◆ **Job**: Repeat every record below exactly, but leave out any pictures.
┄┄┄┄┄┄┄┄┄┄
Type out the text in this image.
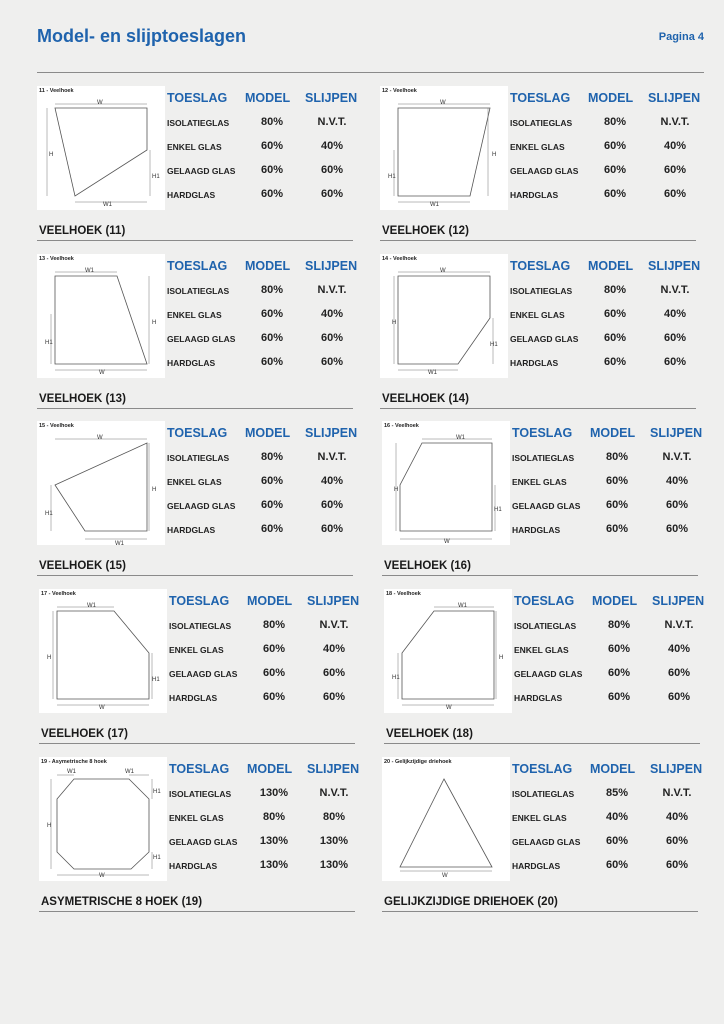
Model- en slijptoeslagen	Pagina 4
W
H
H1
W1
11 - Veelhoek	TOESLAG MODEL SLIJPEN
ISOLATIEGLAS	80%	N.V.T.
ENKEL GLAS	60%	40%
GELAAGD GLAS	60%	60%
HARDGLAS	60%	60%
VEELHOEK (11)
W
H
H1
W1
12 - Veelhoek	TOESLAG MODEL SLIJPEN
ISOLATIEGLAS	80%	N.V.T.
ENKEL GLAS	60%	40%
GELAAGD GLAS	60%	60%
HARDGLAS	60%	60%
VEELHOEK (12)
W1
H
H1
W
13 - Veelhoek	TOESLAG MODEL SLIJPEN
ISOLATIEGLAS	80%	N.V.T.
ENKEL GLAS	60%	40%
GELAAGD GLAS	60%	60%
HARDGLAS	60%	60%
VEELHOEK (13)
W
H
H1
W1
14 - Veelhoek	TOESLAG MODEL SLIJPEN
ISOLATIEGLAS	80%	N.V.T.
ENKEL GLAS	60%	40%
GELAAGD GLAS	60%	60%
HARDGLAS	60%	60%
VEELHOEK (14)
W
H
H1
W1
15 - Veelhoek	TOESLAG MODEL SLIJPEN
ISOLATIEGLAS	80%	N.V.T.
ENKEL GLAS	60%	40%
GELAAGD GLAS	60%	60%
HARDGLAS	60%	60%
VEELHOEK (15)
W1
H
H1
W
16 - Veelhoek	TOESLAG MODEL SLIJPEN
ISOLATIEGLAS	80%	N.V.T.
ENKEL GLAS	60%	40%
GELAAGD GLAS	60%	60%
HARDGLAS	60%	60%
VEELHOEK (16)
W1
H
H1
W
17 - Veelhoek	TOESLAG MODEL SLIJPEN
ISOLATIEGLAS	80%	N.V.T.
ENKEL GLAS	60%	40%
GELAAGD GLAS	60%	60%
HARDGLAS	60%	60%
VEELHOEK (17)
W1
H
H1
W
18 - Veelhoek	TOESLAG MODEL SLIJPEN
ISOLATIEGLAS	80%	N.V.T.
ENKEL GLAS	60%	40%
GELAAGD GLAS	60%	60%
HARDGLAS	60%	60%
VEELHOEK (18)
W1	W1
H1
H
H1
W
19 - Asymetrische 8 hoek	TOESLAG MODEL SLIJPEN
ISOLATIEGLAS	130%	N.V.T.
ENKEL GLAS	80%	80%
GELAAGD GLAS	130%	130%
HARDGLAS	130%	130%
ASYMETRISCHE 8 HOEK (19)
W
20 - Gelijkzijdige driehoek	TOESLAG MODEL SLIJPEN
ISOLATIEGLAS	85%	N.V.T.
ENKEL GLAS	40%	40%
GELAAGD GLAS	60%	60%
HARDGLAS	60%	60%
GELIJKZIJDIGE DRIEHOEK (20)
┄┄┄┄┄┄┄┄┄┄
◆ **Expected output**:
Type out the text in this image.
Model- en slijptoeslagen	Pagina 4
W
H
H1
W1
11 - Veelhoek	TOESLAG MODEL SLIJPEN
ISOLATIEGLAS	80%	N.V.T.
ENKEL GLAS	60%	40%
GELAAGD GLAS	60%	60%
HARDGLAS	60%	60%
VEELHOEK (11)
W
H
H1
W1
12 - Veelhoek	TOESLAG MODEL SLIJPEN
ISOLATIEGLAS	80%	N.V.T.
ENKEL GLAS	60%	40%
GELAAGD GLAS	60%	60%
HARDGLAS	60%	60%
VEELHOEK (12)
W1
H
H1
W
13 - Veelhoek	TOESLAG MODEL SLIJPEN
ISOLATIEGLAS	80%	N.V.T.
ENKEL GLAS	60%	40%
GELAAGD GLAS	60%	60%
HARDGLAS	60%	60%
VEELHOEK (13)
W
H
H1
W1
14 - Veelhoek	TOESLAG MODEL SLIJPEN
ISOLATIEGLAS	80%	N.V.T.
ENKEL GLAS	60%	40%
GELAAGD GLAS	60%	60%
HARDGLAS	60%	60%
VEELHOEK (14)
W
H
H1
W1
15 - Veelhoek	TOESLAG MODEL SLIJPEN
ISOLATIEGLAS	80%	N.V.T.
ENKEL GLAS	60%	40%
GELAAGD GLAS	60%	60%
HARDGLAS	60%	60%
VEELHOEK (15)
W1
H
H1
W
16 - Veelhoek	TOESLAG MODEL SLIJPEN
ISOLATIEGLAS	80%	N.V.T.
ENKEL GLAS	60%	40%
GELAAGD GLAS	60%	60%
HARDGLAS	60%	60%
VEELHOEK (16)
W1
H
H1
W
17 - Veelhoek	TOESLAG MODEL SLIJPEN
ISOLATIEGLAS	80%	N.V.T.
ENKEL GLAS	60%	40%
GELAAGD GLAS	60%	60%
HARDGLAS	60%	60%
VEELHOEK (17)
W1
H
H1
W
18 - Veelhoek	TOESLAG MODEL SLIJPEN
ISOLATIEGLAS	80%	N.V.T.
ENKEL GLAS	60%	40%
GELAAGD GLAS	60%	60%
HARDGLAS	60%	60%
VEELHOEK (18)
W1	W1
H1
H
H1
W
19 - Asymetrische 8 hoek	TOESLAG MODEL SLIJPEN
ISOLATIEGLAS	130%	N.V.T.
ENKEL GLAS	80%	80%
GELAAGD GLAS	130%	130%
HARDGLAS	130%	130%
ASYMETRISCHE 8 HOEK (19)
W
20 - Gelijkzijdige driehoek	TOESLAG MODEL SLIJPEN
ISOLATIEGLAS	85%	N.V.T.
ENKEL GLAS	40%	40%
GELAAGD GLAS	60%	60%
HARDGLAS	60%	60%
GELIJKZIJDIGE DRIEHOEK (20)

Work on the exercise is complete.